-- START OF Records provided --

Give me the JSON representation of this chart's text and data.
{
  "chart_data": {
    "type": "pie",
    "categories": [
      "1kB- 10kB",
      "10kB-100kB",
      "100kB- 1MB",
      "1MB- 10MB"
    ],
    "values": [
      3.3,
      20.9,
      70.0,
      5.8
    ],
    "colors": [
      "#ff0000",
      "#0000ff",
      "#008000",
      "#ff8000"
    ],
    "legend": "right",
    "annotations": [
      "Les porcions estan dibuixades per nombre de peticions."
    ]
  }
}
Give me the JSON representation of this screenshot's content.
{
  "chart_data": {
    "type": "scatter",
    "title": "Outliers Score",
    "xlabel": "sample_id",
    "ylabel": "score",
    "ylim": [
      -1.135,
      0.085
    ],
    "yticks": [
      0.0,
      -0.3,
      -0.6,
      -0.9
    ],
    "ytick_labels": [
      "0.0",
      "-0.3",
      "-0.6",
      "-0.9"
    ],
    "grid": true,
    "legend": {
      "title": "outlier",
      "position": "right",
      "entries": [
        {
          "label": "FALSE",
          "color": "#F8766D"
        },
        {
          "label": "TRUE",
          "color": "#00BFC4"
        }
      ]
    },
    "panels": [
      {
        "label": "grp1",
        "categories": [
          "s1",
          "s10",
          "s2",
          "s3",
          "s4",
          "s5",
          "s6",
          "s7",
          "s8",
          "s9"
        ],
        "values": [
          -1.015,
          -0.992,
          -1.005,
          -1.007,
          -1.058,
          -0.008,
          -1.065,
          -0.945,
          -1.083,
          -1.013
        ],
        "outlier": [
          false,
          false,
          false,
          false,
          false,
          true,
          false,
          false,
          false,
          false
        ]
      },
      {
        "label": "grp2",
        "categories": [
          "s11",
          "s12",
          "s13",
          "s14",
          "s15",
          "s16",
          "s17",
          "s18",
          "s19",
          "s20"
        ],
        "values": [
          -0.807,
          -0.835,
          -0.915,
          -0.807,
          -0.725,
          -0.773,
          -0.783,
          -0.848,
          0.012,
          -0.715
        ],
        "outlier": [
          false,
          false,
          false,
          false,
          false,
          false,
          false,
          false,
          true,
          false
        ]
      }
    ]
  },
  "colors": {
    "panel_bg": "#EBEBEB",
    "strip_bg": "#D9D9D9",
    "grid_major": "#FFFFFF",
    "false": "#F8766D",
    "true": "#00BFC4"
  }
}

-- END OF Records provided --

→ **Set exercise**
Locate the lines above that contain "this" and copy them.

→ **The output**
Give me the JSON representation of this chart's text and data.
Give me the JSON representation of this screenshot's content.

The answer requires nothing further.